(Saved data entries)
⁂
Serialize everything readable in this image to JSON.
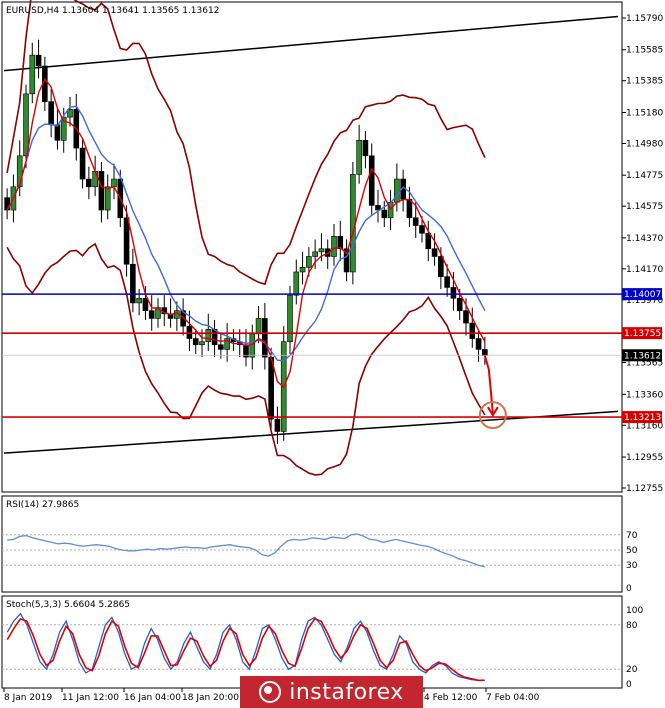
{
  "chart_data": {
    "type": "candlestick",
    "symbol_header": "EURUSD,H4  1.13604 1.13641 1.13565 1.13612",
    "price_axis": {
      "ticks": [
        "1.15790",
        "1.15585",
        "1.15385",
        "1.15180",
        "1.14980",
        "1.14775",
        "1.14575",
        "1.14370",
        "1.14170",
        "1.13970",
        "1.13765",
        "1.13565",
        "1.13360",
        "1.13160",
        "1.12955",
        "1.12755"
      ],
      "range": [
        1.12755,
        1.1579
      ]
    },
    "time_axis": {
      "labels": [
        "8 Jan 2019",
        "11 Jan 12:00",
        "16 Jan 04:00",
        "18 Jan 20:00",
        "4 Feb 12:00",
        "7 Feb 04:00"
      ]
    },
    "levels": [
      {
        "price": 1.14007,
        "label": "1.14007",
        "color": "#0000c8"
      },
      {
        "price": 1.13755,
        "label": "1.13755",
        "color": "#d40000"
      },
      {
        "price": 1.13213,
        "label": "1.13213",
        "color": "#d40000"
      }
    ],
    "current_price": {
      "price": 1.13612,
      "label": "1.13612"
    },
    "trendlines": [
      {
        "from": [
          0,
          1.1545
        ],
        "to": [
          1,
          1.158
        ]
      },
      {
        "from": [
          0,
          1.1298
        ],
        "to": [
          1,
          1.1325
        ]
      }
    ],
    "series": {
      "close": [
        1.1455,
        1.147,
        1.149,
        1.153,
        1.1555,
        1.1548,
        1.1525,
        1.151,
        1.15,
        1.1515,
        1.152,
        1.1495,
        1.1475,
        1.147,
        1.148,
        1.1455,
        1.147,
        1.1475,
        1.145,
        1.142,
        1.1395,
        1.1398,
        1.139,
        1.1385,
        1.1392,
        1.1388,
        1.1385,
        1.139,
        1.138,
        1.1372,
        1.1368,
        1.137,
        1.1378,
        1.1368,
        1.1365,
        1.1372,
        1.137,
        1.1368,
        1.136,
        1.1375,
        1.1385,
        1.136,
        1.132,
        1.1312,
        1.137,
        1.14,
        1.1415,
        1.1418,
        1.1425,
        1.1428,
        1.143,
        1.1425,
        1.1438,
        1.143,
        1.1415,
        1.1478,
        1.15,
        1.149,
        1.1458,
        1.1455,
        1.145,
        1.146,
        1.1475,
        1.1462,
        1.145,
        1.1445,
        1.144,
        1.143,
        1.1425,
        1.1412,
        1.1405,
        1.1398,
        1.139,
        1.1382,
        1.1372,
        1.1365,
        1.1361
      ]
    },
    "indicators": [
      {
        "name": "RSI(14) 27.9865",
        "levels": [
          70,
          50,
          30
        ],
        "axis": [
          "70",
          "50",
          "30",
          "0"
        ],
        "values": [
          63,
          64,
          68,
          69,
          66,
          64,
          62,
          60,
          58,
          59,
          58,
          56,
          55,
          56,
          57,
          56,
          55,
          52,
          50,
          49,
          49,
          50,
          51,
          50,
          52,
          51,
          52,
          53,
          54,
          53,
          53,
          52,
          54,
          55,
          56,
          57,
          55,
          54,
          53,
          50,
          44,
          42,
          46,
          55,
          62,
          64,
          63,
          64,
          66,
          65,
          64,
          67,
          66,
          65,
          70,
          71,
          68,
          64,
          63,
          60,
          62,
          64,
          62,
          60,
          58,
          56,
          55,
          52,
          48,
          45,
          42,
          38,
          36,
          33,
          30,
          28
        ]
      },
      {
        "name": "Stoch(5,3,3) 5.6604 5.2865",
        "levels": [
          80,
          20
        ],
        "axis": [
          "100",
          "80",
          "20",
          "0"
        ],
        "main": [
          70,
          85,
          95,
          80,
          55,
          30,
          20,
          40,
          70,
          85,
          60,
          30,
          15,
          20,
          50,
          80,
          90,
          70,
          40,
          20,
          25,
          55,
          75,
          60,
          35,
          20,
          30,
          55,
          70,
          50,
          30,
          20,
          40,
          70,
          80,
          60,
          30,
          20,
          45,
          75,
          80,
          60,
          35,
          20,
          25,
          60,
          85,
          90,
          80,
          60,
          40,
          30,
          50,
          75,
          85,
          70,
          45,
          25,
          20,
          40,
          65,
          55,
          30,
          20,
          15,
          25,
          30,
          25,
          15,
          10,
          8,
          6,
          5,
          5
        ],
        "signal": [
          60,
          75,
          88,
          85,
          65,
          40,
          25,
          32,
          58,
          78,
          68,
          40,
          22,
          18,
          38,
          68,
          85,
          78,
          50,
          28,
          22,
          42,
          65,
          65,
          45,
          25,
          26,
          45,
          62,
          58,
          38,
          24,
          32,
          58,
          75,
          68,
          40,
          25,
          35,
          62,
          78,
          68,
          45,
          28,
          24,
          48,
          75,
          88,
          85,
          68,
          48,
          35,
          45,
          65,
          80,
          75,
          55,
          32,
          22,
          32,
          55,
          58,
          40,
          25,
          18,
          22,
          28,
          27,
          20,
          13,
          9,
          7,
          5,
          5
        ]
      }
    ]
  }
}
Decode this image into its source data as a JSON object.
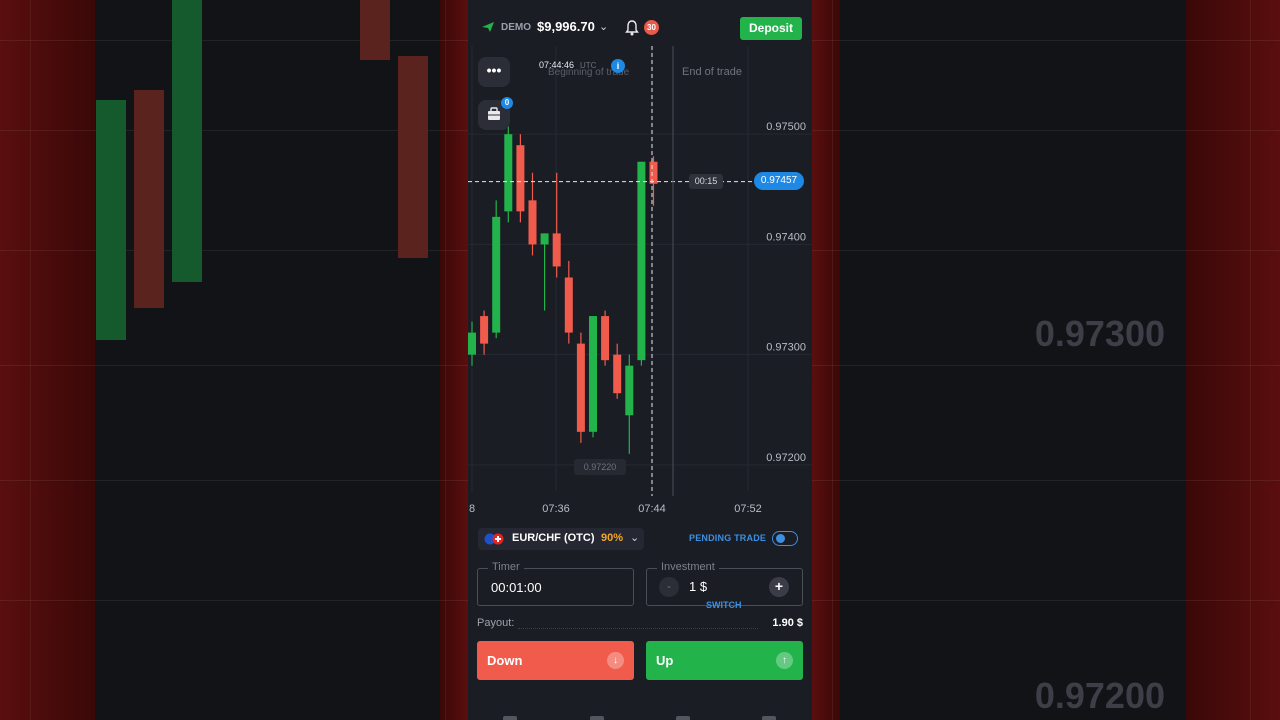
{
  "background": {
    "prices": [
      "0.97300",
      "0.97200"
    ]
  },
  "header": {
    "account_mode": "DEMO",
    "balance": "$9,996.70",
    "notifications_count": "30",
    "deposit_label": "Deposit"
  },
  "chart": {
    "current_time": "07:44:46",
    "timezone": "UTC",
    "beginning_label": "Beginning of trade",
    "end_label": "End of trade",
    "countdown": "00:15",
    "current_price": "0.97457",
    "low_price": "0.97220",
    "portfolio_count": "0",
    "price_axis": [
      "0.97500",
      "0.97400",
      "0.97300",
      "0.97200"
    ],
    "time_axis": [
      "8",
      "07:36",
      "07:44",
      "07:52"
    ]
  },
  "chart_data": {
    "type": "candlestick",
    "title": "",
    "ylim": [
      0.9715,
      0.9758
    ],
    "y_ticks": [
      0.975,
      0.974,
      0.973,
      0.972
    ],
    "x_ticks": [
      "07:36",
      "07:44",
      "07:52"
    ],
    "candles": [
      {
        "o": 0.973,
        "h": 0.9733,
        "l": 0.9729,
        "c": 0.9732,
        "color": "up"
      },
      {
        "o": 0.97335,
        "h": 0.9734,
        "l": 0.973,
        "c": 0.9731,
        "color": "down"
      },
      {
        "o": 0.9732,
        "h": 0.9744,
        "l": 0.97315,
        "c": 0.97425,
        "color": "up"
      },
      {
        "o": 0.9743,
        "h": 0.9751,
        "l": 0.9742,
        "c": 0.975,
        "color": "up"
      },
      {
        "o": 0.9749,
        "h": 0.975,
        "l": 0.9742,
        "c": 0.9743,
        "color": "down"
      },
      {
        "o": 0.9744,
        "h": 0.97465,
        "l": 0.9739,
        "c": 0.974,
        "color": "down"
      },
      {
        "o": 0.974,
        "h": 0.9741,
        "l": 0.9734,
        "c": 0.9741,
        "color": "up"
      },
      {
        "o": 0.9741,
        "h": 0.97465,
        "l": 0.9737,
        "c": 0.9738,
        "color": "down"
      },
      {
        "o": 0.9737,
        "h": 0.97385,
        "l": 0.9731,
        "c": 0.9732,
        "color": "down"
      },
      {
        "o": 0.9731,
        "h": 0.9732,
        "l": 0.9722,
        "c": 0.9723,
        "color": "down"
      },
      {
        "o": 0.9723,
        "h": 0.97335,
        "l": 0.97225,
        "c": 0.97335,
        "color": "up"
      },
      {
        "o": 0.97335,
        "h": 0.9734,
        "l": 0.9729,
        "c": 0.97295,
        "color": "down"
      },
      {
        "o": 0.973,
        "h": 0.9731,
        "l": 0.9726,
        "c": 0.97265,
        "color": "down"
      },
      {
        "o": 0.97245,
        "h": 0.973,
        "l": 0.9721,
        "c": 0.9729,
        "color": "up"
      },
      {
        "o": 0.97295,
        "h": 0.97475,
        "l": 0.9729,
        "c": 0.97475,
        "color": "up"
      },
      {
        "o": 0.97475,
        "h": 0.9748,
        "l": 0.97435,
        "c": 0.97455,
        "color": "down"
      }
    ]
  },
  "trade": {
    "asset": "EUR/CHF (OTC)",
    "payout_pct": "90%",
    "pending_label": "PENDING TRADE",
    "timer_label": "Timer",
    "timer_value": "00:01:00",
    "investment_label": "Investment",
    "investment_value": "1 $",
    "minus_label": "-",
    "plus_label": "+",
    "switch_label": "SWITCH",
    "payout_label": "Payout:",
    "payout_value": "1.90 $",
    "down_label": "Down",
    "up_label": "Up"
  },
  "colors": {
    "up": "#22b34b",
    "down": "#f05b4b",
    "accent": "#1e88e5",
    "background": "#1b1d25"
  }
}
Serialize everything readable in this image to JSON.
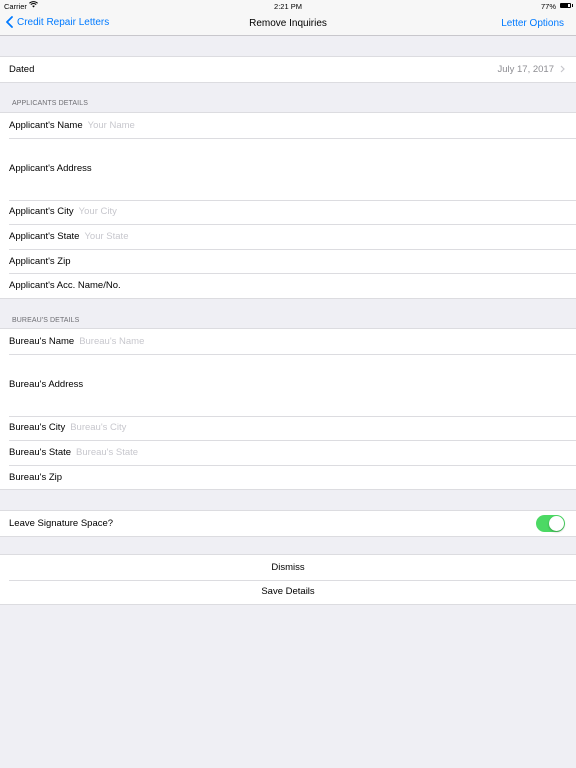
{
  "status": {
    "carrier": "Carrier",
    "time": "2:21 PM",
    "battery": "77%"
  },
  "nav": {
    "back_label": "Credit Repair Letters",
    "title": "Remove Inquiries",
    "right_label": "Letter Options"
  },
  "dated": {
    "label": "Dated",
    "value": "July 17, 2017"
  },
  "applicant": {
    "header": "APPLICANTS DETAILS",
    "name_label": "Applicant's Name",
    "name_placeholder": "Your Name",
    "address_label": "Applicant's Address",
    "city_label": "Applicant's City",
    "city_placeholder": "Your City",
    "state_label": "Applicant's State",
    "state_placeholder": "Your State",
    "zip_label": "Applicant's Zip",
    "acc_label": "Applicant's Acc. Name/No."
  },
  "bureau": {
    "header": "BUREAU'S DETAILS",
    "name_label": "Bureau's Name",
    "name_placeholder": "Bureau's Name",
    "address_label": "Bureau's Address",
    "city_label": "Bureau's City",
    "city_placeholder": "Bureau's City",
    "state_label": "Bureau's State",
    "state_placeholder": "Bureau's State",
    "zip_label": "Bureau's Zip"
  },
  "signature": {
    "label": "Leave Signature Space?",
    "enabled": true,
    "color": "#4cd964"
  },
  "actions": {
    "dismiss": "Dismiss",
    "save": "Save Details"
  },
  "colors": {
    "accent": "#007aff",
    "background": "#efeff4",
    "placeholder": "#c7c7cd"
  },
  "icons": {
    "back": "chevron-left-icon",
    "disclosure": "chevron-right-icon",
    "wifi": "wifi-icon",
    "battery": "battery-icon"
  }
}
⁂
→ **WHAT IS ASKED**:
Check each line of the records for the word "Your", and show the lines that contain it.

→ **EXERCISE OUTPUT**:
    "name_placeholder": "Your Name",
    "city_placeholder": "Your City",
    "state_placeholder": "Your State",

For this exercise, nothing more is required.